§ **WRITTEN PROBLEM**:
Find how many lines hold the word "been". Give only the number.

§ **RECORDS**:
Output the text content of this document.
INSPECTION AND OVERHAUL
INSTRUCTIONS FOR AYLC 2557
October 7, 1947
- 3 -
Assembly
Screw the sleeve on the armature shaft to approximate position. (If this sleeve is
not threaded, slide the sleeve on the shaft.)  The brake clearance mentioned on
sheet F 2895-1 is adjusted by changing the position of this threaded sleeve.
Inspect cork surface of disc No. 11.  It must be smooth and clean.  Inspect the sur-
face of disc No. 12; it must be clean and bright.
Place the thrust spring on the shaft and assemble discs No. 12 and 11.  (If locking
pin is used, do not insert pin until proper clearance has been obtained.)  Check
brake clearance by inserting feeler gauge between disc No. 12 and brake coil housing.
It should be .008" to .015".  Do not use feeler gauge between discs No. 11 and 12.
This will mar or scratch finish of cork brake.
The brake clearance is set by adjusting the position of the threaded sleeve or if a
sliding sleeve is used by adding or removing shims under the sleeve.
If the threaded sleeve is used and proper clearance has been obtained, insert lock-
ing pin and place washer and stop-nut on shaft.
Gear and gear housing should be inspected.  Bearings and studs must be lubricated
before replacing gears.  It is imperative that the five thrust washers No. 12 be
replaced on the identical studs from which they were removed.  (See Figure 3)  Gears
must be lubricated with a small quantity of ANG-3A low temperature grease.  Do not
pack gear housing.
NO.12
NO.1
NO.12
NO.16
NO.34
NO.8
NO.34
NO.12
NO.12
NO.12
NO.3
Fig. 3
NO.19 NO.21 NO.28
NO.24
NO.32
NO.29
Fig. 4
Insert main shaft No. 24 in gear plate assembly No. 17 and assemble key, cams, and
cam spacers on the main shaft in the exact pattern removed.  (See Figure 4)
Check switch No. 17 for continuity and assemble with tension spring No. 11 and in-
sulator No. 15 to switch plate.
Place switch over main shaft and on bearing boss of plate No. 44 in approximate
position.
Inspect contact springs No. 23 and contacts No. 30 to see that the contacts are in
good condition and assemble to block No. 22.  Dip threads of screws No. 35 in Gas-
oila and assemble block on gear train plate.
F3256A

§ **TASK ANSWER**:
2